WHAT TO PRODUCE: Word for word, set down the entries that follow.

SOURCE INFORMATION:
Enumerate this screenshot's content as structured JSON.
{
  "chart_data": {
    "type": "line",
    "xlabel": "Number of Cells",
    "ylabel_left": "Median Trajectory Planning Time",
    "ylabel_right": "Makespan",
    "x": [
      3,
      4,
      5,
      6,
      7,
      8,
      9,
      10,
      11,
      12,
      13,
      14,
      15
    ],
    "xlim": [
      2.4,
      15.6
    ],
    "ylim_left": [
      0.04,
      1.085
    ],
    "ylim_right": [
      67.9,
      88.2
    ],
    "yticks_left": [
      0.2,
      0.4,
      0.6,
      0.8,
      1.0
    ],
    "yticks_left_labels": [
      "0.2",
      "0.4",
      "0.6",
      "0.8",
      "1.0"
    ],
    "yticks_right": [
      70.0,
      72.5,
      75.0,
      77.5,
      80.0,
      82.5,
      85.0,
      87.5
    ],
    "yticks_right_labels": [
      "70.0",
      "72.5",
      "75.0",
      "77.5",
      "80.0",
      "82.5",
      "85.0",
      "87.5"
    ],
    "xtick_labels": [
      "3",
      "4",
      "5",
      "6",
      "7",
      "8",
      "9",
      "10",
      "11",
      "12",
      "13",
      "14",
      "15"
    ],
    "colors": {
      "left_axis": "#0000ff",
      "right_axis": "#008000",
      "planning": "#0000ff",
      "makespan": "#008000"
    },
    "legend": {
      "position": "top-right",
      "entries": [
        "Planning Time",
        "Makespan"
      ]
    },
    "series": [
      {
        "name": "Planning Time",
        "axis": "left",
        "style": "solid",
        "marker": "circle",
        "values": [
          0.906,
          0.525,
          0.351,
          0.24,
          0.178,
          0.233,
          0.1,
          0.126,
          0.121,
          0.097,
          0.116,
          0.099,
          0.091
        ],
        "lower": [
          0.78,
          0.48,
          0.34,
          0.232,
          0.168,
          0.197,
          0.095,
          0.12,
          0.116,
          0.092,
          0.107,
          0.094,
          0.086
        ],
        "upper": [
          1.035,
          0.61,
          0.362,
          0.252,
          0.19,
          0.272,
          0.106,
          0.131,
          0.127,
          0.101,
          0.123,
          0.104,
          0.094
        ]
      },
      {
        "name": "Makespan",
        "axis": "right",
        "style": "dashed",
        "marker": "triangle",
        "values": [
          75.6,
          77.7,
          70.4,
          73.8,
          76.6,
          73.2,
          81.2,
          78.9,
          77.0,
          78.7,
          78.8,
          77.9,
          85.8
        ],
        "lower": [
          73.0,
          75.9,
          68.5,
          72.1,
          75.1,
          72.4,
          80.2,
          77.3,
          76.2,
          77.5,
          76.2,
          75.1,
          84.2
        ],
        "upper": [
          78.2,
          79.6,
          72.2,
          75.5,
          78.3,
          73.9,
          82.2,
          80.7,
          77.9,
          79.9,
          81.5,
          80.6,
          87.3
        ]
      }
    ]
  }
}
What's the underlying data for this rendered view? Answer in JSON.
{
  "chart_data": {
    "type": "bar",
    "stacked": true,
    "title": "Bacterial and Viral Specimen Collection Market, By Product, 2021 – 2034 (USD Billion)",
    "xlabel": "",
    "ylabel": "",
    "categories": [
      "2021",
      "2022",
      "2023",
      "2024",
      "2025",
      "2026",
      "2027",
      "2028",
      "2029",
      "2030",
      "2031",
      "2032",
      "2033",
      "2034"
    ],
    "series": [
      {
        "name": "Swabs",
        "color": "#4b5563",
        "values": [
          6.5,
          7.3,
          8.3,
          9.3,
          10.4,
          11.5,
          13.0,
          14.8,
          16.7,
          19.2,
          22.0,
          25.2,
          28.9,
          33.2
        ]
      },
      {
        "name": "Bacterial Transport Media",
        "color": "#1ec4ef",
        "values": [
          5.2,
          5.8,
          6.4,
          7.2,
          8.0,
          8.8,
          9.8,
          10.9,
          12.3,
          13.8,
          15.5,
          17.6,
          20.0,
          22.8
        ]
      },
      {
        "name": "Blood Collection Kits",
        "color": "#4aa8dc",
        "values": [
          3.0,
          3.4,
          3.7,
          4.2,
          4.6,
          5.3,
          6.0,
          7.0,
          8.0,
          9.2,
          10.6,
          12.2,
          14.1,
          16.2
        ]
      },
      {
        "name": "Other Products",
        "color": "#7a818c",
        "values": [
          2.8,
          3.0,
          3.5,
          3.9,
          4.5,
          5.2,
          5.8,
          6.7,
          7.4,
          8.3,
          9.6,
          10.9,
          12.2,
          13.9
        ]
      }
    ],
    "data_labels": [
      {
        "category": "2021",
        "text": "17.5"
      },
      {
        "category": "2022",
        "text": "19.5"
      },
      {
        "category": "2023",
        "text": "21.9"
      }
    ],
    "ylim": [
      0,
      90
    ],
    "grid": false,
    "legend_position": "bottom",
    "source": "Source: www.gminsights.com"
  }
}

TASK SOLUTION:
Enumerate this screenshot's content as structured JSON.
{
  "chart_data": {
    "type": "line",
    "xlabel": "Number of Cells",
    "ylabel_left": "Median Trajectory Planning Time",
    "ylabel_right": "Makespan",
    "x": [
      3,
      4,
      5,
      6,
      7,
      8,
      9,
      10,
      11,
      12,
      13,
      14,
      15
    ],
    "xlim": [
      2.4,
      15.6
    ],
    "ylim_left": [
      0.04,
      1.085
    ],
    "ylim_right": [
      67.9,
      88.2
    ],
    "yticks_left": [
      0.2,
      0.4,
      0.6,
      0.8,
      1.0
    ],
    "yticks_left_labels": [
      "0.2",
      "0.4",
      "0.6",
      "0.8",
      "1.0"
    ],
    "yticks_right": [
      70.0,
      72.5,
      75.0,
      77.5,
      80.0,
      82.5,
      85.0,
      87.5
    ],
    "yticks_right_labels": [
      "70.0",
      "72.5",
      "75.0",
      "77.5",
      "80.0",
      "82.5",
      "85.0",
      "87.5"
    ],
    "xtick_labels": [
      "3",
      "4",
      "5",
      "6",
      "7",
      "8",
      "9",
      "10",
      "11",
      "12",
      "13",
      "14",
      "15"
    ],
    "colors": {
      "left_axis": "#0000ff",
      "right_axis": "#008000",
      "planning": "#0000ff",
      "makespan": "#008000"
    },
    "legend": {
      "position": "top-right",
      "entries": [
        "Planning Time",
        "Makespan"
      ]
    },
    "series": [
      {
        "name": "Planning Time",
        "axis": "left",
        "style": "solid",
        "marker": "circle",
        "values": [
          0.906,
          0.525,
          0.351,
          0.24,
          0.178,
          0.233,
          0.1,
          0.126,
          0.121,
          0.097,
          0.116,
          0.099,
          0.091
        ],
        "lower": [
          0.78,
          0.48,
          0.34,
          0.232,
          0.168,
          0.197,
          0.095,
          0.12,
          0.116,
          0.092,
          0.107,
          0.094,
          0.086
        ],
        "upper": [
          1.035,
          0.61,
          0.362,
          0.252,
          0.19,
          0.272,
          0.106,
          0.131,
          0.127,
          0.101,
          0.123,
          0.104,
          0.094
        ]
      },
      {
        "name": "Makespan",
        "axis": "right",
        "style": "dashed",
        "marker": "triangle",
        "values": [
          75.6,
          77.7,
          70.4,
          73.8,
          76.6,
          73.2,
          81.2,
          78.9,
          77.0,
          78.7,
          78.8,
          77.9,
          85.8
        ],
        "lower": [
          73.0,
          75.9,
          68.5,
          72.1,
          75.1,
          72.4,
          80.2,
          77.3,
          76.2,
          77.5,
          76.2,
          75.1,
          84.2
        ],
        "upper": [
          78.2,
          79.6,
          72.2,
          75.5,
          78.3,
          73.9,
          82.2,
          80.7,
          77.9,
          79.9,
          81.5,
          80.6,
          87.3
        ]
      }
    ]
  }
}
What's the underlying data for this rendered view? Answer in JSON.
{
  "chart_data": {
    "type": "bar",
    "stacked": true,
    "title": "Bacterial and Viral Specimen Collection Market, By Product, 2021 – 2034 (USD Billion)",
    "xlabel": "",
    "ylabel": "",
    "categories": [
      "2021",
      "2022",
      "2023",
      "2024",
      "2025",
      "2026",
      "2027",
      "2028",
      "2029",
      "2030",
      "2031",
      "2032",
      "2033",
      "2034"
    ],
    "series": [
      {
        "name": "Swabs",
        "color": "#4b5563",
        "values": [
          6.5,
          7.3,
          8.3,
          9.3,
          10.4,
          11.5,
          13.0,
          14.8,
          16.7,
          19.2,
          22.0,
          25.2,
          28.9,
          33.2
        ]
      },
      {
        "name": "Bacterial Transport Media",
        "color": "#1ec4ef",
        "values": [
          5.2,
          5.8,
          6.4,
          7.2,
          8.0,
          8.8,
          9.8,
          10.9,
          12.3,
          13.8,
          15.5,
          17.6,
          20.0,
          22.8
        ]
      },
      {
        "name": "Blood Collection Kits",
        "color": "#4aa8dc",
        "values": [
          3.0,
          3.4,
          3.7,
          4.2,
          4.6,
          5.3,
          6.0,
          7.0,
          8.0,
          9.2,
          10.6,
          12.2,
          14.1,
          16.2
        ]
      },
      {
        "name": "Other Products",
        "color": "#7a818c",
        "values": [
          2.8,
          3.0,
          3.5,
          3.9,
          4.5,
          5.2,
          5.8,
          6.7,
          7.4,
          8.3,
          9.6,
          10.9,
          12.2,
          13.9
        ]
      }
    ],
    "data_labels": [
      {
        "category": "2021",
        "text": "17.5"
      },
      {
        "category": "2022",
        "text": "19.5"
      },
      {
        "category": "2023",
        "text": "21.9"
      }
    ],
    "ylim": [
      0,
      90
    ],
    "grid": false,
    "legend_position": "bottom",
    "source": "Source: www.gminsights.com"
  }
}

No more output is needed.